• To do:
**1)** List every website that the opening post of the thread about staying logged in to websites names as one the poster can't stay logged into.
**2)** Reproduce the passage of the thread about staying logged in to websites between "If you have" and "stay logged in.", inclusive.

• Exercise passage:
--------------------

I can't stay logged in to any websites
November 17, 2009 6:17 PM   Subscribe

Suddenly today, I can't stay logged into anything - Google, Facebook, Metafilter, Twitter, Flickr, etc. I've run through a bunch of possibilities, but could the power cutting out last night have done something?

I'm using Firefox, and I've already uninstalled and reinstalled it. Privacy settings allow cookies and I don't have it set to clear history when closing a window. And obviously I've tried many times to log into different sites, making sure I click "remember me." I've never had this problem before today. Last night the power went out for about 20 seconds and my computer shut down, but all was otherwise fine this morning. I've restarted and it's in regular (not safe) mode. Any ideas?
posted by peep to Computers & Internet (11 answers total) 1 user marked this as a favorite
 
I would suggest trying a completely different browser such as IE or Opera to try to isolate the problem, since Firefox might have left scraps of old settings in the registry. This will pin down whether it's in the network or in the software. For the heck of it you can also check whatsmyip.org to see if the ISP side of the network is going down or not. You may also want to post about the make/models of any routers and modems between you and the ISP.
posted by crapmatic at 6:27 PM on November 17, 2009


(also let us know whether you're using any anti-virus programs like Norton, ZoneAlarm, etc)
posted by crapmatic at 6:29 PM on November 17, 2009


If you have a router or firewall you might want to cycle the power on those and then restart your PC.
posted by tresbizzare at 6:37 PM on November 17, 2009


Response by poster: I just reset the router, no luck. I'm downloading Opera now. I'm using SuperAntiSpyware.
posted by peep at 7:08 PM on November 17, 2009


Response by poster: Well, IE lets me stay logged in.
posted by peep at 7:10 PM on November 17, 2009


Best answer: Your cookies database or the folder it's in is either corrupt or locked. Trash your Firefox profile folder and start again.
posted by rokusan at 7:23 PM on November 17, 2009 [1 favorite]


Cookies are stored in a sqlite database (cookies.sqlite), try deleting this and its journal file, it is possibly damaged. Corrupt files is a common side-effect of power outages.

I am not sure where you would find this on Windows, but probably in something like Documents and Settings/(Mozilla or Firefox)/... There will be a default profile there with a funny name, and it should be inside there.

--------------------

• Saved data entries:
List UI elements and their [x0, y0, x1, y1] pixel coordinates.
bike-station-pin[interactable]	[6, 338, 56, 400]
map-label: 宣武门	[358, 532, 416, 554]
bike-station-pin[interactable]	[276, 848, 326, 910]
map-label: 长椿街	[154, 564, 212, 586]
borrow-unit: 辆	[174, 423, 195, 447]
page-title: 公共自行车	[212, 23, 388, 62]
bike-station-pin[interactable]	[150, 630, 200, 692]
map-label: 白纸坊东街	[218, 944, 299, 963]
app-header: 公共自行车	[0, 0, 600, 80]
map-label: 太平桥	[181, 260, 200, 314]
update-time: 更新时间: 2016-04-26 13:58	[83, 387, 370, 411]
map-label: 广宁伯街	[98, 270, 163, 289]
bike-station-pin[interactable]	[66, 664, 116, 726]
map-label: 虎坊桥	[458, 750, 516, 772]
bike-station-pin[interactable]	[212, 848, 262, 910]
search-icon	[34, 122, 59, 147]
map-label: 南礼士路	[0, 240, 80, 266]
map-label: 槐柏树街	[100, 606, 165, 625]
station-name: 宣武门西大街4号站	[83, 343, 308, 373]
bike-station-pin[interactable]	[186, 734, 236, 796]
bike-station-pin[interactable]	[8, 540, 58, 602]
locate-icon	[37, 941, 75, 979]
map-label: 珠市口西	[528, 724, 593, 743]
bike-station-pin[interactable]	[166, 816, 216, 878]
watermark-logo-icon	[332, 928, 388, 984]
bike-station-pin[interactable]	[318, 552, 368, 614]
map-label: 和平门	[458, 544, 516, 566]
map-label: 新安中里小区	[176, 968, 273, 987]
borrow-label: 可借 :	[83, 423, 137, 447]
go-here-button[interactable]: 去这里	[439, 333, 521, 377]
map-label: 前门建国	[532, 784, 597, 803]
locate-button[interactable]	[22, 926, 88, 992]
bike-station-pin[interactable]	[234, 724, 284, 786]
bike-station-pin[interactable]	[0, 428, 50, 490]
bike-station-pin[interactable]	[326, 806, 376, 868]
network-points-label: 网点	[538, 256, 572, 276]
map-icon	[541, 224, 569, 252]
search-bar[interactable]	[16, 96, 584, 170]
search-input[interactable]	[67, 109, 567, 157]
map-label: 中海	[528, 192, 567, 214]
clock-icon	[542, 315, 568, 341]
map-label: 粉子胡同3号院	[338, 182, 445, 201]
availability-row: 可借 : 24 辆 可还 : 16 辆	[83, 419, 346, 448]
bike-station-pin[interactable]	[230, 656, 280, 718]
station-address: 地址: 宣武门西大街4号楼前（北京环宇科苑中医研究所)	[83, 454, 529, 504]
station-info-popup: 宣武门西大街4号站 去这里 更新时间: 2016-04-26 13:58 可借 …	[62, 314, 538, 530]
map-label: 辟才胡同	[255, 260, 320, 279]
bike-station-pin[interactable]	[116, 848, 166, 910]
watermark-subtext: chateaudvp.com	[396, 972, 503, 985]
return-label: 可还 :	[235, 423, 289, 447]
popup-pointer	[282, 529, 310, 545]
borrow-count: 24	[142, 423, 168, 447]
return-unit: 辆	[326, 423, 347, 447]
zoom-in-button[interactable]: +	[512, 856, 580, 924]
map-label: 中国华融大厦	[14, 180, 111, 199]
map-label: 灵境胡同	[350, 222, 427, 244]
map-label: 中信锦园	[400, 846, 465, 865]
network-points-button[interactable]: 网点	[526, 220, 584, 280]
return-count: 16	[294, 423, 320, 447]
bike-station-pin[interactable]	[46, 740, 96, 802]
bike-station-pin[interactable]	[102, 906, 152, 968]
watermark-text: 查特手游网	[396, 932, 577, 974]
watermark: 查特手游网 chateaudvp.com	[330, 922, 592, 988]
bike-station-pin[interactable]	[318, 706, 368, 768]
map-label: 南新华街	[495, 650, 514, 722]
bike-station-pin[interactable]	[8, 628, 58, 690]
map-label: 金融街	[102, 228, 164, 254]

--------------------

• Expected responses:
**1)** Google, Facebook, Metafilter, Twitter, Flickr

**2)**
If you have a router or firewall you might want to cycle the power on those and then restart your PC.
posted by tresbizzare at 6:37 PM on November 17, 2009


Response by poster: I just reset the router, no luck. I'm downloading Opera now. I'm using SuperAntiSpyware.
posted by peep at 7:08 PM on November 17, 2009


Response by poster: Well, IE lets me stay logged in.